◆ **WHAT IS BEING ASKED**
Using the listing below, please gather every line containing the word "أعلى".
##### EXERCISE INPUTS
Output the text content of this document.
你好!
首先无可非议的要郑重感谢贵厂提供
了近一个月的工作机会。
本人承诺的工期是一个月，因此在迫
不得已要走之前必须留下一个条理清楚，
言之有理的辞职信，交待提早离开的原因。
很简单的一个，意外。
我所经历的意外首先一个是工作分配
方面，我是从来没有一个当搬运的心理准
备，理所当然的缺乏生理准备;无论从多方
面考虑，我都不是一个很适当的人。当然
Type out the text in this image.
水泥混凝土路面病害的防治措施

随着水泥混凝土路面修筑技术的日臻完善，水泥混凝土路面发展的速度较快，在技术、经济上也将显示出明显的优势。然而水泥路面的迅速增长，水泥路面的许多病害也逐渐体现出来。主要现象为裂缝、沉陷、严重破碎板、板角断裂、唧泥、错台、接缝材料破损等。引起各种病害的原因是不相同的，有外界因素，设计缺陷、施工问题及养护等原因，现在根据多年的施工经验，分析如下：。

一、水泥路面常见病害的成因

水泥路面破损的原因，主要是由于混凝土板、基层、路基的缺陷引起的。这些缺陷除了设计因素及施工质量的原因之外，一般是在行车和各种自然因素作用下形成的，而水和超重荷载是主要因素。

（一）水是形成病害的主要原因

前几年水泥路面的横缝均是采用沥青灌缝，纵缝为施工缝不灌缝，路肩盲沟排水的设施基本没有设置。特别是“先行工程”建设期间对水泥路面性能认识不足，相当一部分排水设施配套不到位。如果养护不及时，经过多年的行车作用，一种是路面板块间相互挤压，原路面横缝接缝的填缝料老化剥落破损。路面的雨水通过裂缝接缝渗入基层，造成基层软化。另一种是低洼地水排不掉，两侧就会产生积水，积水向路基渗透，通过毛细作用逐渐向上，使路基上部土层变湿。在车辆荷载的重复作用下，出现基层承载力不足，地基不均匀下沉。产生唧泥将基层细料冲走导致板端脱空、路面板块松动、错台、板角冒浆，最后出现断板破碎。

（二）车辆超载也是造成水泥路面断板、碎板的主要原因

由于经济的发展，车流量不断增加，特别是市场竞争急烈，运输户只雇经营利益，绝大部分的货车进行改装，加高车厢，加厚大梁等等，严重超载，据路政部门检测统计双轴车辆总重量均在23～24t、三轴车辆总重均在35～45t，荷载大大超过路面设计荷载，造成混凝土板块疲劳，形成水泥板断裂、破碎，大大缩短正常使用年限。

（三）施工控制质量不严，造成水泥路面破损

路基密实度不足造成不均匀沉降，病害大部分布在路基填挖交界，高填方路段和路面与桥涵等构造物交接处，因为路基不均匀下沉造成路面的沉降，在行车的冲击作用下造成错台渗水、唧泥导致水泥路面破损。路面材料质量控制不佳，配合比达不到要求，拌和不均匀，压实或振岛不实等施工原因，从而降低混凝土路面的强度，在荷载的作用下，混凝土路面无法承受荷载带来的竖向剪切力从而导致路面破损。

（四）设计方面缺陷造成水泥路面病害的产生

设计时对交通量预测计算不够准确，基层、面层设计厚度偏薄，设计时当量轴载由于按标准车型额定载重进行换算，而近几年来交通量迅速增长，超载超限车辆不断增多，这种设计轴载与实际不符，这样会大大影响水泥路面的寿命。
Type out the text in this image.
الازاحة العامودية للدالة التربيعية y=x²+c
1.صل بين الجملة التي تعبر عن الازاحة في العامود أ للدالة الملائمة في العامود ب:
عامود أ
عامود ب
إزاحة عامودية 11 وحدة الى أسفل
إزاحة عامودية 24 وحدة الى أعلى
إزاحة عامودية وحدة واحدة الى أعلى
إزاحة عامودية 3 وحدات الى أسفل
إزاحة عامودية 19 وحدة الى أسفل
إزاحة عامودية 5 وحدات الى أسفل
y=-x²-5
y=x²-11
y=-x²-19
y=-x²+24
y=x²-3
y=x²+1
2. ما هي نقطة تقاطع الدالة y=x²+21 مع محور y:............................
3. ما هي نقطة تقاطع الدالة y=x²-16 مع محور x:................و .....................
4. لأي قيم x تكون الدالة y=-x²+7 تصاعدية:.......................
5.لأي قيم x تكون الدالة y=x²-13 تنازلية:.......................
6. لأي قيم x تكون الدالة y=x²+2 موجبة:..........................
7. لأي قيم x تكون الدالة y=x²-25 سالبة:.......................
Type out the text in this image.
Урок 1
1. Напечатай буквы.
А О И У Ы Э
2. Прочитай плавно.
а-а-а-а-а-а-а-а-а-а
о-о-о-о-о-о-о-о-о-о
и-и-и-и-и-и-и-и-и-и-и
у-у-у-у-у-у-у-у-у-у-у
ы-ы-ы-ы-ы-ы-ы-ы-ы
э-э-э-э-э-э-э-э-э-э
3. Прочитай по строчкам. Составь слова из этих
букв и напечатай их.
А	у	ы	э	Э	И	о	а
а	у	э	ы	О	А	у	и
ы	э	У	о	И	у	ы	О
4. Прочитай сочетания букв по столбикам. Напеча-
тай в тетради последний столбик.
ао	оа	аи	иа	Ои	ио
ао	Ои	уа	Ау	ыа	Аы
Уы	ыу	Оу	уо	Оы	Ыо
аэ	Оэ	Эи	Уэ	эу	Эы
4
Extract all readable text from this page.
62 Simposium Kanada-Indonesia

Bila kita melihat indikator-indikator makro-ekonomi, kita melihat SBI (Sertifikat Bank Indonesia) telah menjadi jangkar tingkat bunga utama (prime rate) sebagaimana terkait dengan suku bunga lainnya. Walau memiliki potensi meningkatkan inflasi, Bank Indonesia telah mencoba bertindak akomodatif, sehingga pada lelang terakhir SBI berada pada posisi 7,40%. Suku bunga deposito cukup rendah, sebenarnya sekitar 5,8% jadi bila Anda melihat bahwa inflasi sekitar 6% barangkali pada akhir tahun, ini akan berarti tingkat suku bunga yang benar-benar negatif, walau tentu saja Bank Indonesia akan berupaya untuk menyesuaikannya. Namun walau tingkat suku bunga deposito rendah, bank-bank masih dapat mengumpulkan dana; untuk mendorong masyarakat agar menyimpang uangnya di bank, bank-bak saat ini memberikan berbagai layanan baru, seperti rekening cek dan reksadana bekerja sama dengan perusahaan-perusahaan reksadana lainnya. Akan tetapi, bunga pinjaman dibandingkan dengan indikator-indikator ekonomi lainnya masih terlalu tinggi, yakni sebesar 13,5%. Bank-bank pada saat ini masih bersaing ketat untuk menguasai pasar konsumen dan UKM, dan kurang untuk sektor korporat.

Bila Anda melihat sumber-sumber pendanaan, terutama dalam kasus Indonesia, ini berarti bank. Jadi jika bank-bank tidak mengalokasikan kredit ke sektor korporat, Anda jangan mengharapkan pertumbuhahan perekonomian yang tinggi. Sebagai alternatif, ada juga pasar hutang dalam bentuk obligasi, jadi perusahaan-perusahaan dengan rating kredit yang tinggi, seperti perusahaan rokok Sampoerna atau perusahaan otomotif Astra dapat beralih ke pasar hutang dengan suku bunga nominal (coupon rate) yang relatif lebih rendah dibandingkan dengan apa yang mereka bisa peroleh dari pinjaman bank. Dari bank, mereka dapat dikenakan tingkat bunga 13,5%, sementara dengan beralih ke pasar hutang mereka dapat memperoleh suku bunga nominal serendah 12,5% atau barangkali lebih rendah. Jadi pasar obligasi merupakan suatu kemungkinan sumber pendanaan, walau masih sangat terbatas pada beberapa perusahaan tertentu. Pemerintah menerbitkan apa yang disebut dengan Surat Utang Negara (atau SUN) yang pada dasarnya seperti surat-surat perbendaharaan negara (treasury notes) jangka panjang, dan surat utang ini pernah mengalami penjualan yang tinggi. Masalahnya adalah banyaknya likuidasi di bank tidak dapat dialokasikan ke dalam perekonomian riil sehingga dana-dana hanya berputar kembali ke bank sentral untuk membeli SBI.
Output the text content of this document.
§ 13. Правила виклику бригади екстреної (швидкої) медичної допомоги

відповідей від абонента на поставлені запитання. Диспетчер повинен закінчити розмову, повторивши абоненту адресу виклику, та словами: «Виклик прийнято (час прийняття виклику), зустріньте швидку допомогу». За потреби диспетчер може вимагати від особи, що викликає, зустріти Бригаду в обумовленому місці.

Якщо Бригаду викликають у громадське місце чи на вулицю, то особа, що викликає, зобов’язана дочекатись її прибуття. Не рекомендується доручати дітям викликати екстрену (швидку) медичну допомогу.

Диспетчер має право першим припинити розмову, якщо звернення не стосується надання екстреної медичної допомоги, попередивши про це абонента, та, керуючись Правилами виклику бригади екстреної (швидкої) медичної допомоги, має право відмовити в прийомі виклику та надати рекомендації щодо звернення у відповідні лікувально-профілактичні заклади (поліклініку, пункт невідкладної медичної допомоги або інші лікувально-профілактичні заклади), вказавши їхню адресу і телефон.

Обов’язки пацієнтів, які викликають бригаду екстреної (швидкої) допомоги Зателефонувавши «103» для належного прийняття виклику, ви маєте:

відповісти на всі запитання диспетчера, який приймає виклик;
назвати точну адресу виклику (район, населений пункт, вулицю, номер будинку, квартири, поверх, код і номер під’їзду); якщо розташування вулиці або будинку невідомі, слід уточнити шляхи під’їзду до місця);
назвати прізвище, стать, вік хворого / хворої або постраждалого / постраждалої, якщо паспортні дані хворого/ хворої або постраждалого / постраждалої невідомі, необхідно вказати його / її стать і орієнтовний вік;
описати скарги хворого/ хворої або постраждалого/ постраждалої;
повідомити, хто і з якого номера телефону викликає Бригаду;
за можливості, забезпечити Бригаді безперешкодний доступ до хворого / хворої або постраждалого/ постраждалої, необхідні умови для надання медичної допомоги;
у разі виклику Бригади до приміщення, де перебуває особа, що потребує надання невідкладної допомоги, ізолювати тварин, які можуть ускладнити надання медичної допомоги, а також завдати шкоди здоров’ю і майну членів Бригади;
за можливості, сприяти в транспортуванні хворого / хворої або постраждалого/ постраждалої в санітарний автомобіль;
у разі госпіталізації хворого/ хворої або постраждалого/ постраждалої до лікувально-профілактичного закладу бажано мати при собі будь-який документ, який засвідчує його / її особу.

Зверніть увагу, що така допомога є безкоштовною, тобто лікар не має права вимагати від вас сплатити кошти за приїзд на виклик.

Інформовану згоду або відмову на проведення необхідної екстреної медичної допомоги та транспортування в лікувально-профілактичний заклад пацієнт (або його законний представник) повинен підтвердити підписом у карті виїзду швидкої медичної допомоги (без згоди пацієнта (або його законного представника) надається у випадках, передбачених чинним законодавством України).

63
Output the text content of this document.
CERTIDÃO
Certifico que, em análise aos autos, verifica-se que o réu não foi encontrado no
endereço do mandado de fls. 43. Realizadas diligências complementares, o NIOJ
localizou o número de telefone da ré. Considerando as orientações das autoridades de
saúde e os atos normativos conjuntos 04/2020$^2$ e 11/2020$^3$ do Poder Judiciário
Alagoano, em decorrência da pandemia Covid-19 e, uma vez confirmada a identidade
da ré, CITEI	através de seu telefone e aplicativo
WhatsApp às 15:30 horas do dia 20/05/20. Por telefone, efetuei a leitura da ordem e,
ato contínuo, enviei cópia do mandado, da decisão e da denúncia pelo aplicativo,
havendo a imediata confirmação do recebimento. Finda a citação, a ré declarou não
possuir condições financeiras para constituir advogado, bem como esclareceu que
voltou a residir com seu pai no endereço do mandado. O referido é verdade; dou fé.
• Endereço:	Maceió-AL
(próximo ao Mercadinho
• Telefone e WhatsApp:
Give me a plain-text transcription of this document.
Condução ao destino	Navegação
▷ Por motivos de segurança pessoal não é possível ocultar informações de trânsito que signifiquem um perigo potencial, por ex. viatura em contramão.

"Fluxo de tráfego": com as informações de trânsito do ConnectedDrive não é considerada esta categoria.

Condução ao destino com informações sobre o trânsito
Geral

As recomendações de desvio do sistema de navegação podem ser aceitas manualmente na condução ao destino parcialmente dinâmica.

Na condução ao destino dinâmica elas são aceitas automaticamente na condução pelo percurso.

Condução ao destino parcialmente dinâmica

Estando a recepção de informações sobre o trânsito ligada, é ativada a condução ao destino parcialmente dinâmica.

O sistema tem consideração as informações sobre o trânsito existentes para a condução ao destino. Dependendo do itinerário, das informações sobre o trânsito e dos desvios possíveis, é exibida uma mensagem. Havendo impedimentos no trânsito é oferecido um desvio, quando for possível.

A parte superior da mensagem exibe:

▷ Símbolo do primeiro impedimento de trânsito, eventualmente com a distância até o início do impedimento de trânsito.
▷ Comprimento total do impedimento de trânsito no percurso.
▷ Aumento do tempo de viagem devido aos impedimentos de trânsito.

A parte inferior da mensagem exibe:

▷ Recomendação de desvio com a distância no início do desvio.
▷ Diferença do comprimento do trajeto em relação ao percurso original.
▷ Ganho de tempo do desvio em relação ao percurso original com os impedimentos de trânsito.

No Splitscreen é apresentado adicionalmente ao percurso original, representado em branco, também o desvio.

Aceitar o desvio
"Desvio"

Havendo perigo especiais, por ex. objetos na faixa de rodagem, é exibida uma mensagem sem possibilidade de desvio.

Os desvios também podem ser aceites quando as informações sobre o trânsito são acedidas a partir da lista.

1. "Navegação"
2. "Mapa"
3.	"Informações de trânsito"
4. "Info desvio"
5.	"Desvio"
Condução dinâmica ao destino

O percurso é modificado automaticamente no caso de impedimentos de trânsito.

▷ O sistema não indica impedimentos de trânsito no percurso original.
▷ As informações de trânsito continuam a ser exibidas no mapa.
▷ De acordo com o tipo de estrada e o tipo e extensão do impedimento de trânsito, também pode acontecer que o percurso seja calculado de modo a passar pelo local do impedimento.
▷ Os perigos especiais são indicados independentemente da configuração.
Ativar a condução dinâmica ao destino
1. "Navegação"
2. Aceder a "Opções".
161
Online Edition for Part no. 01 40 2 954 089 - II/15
##########
◆ **CORRECT RESULT**
إزاحة عامودية 24 وحدة الى أعلى
إزاحة عامودية وحدة واحدة الى أعلى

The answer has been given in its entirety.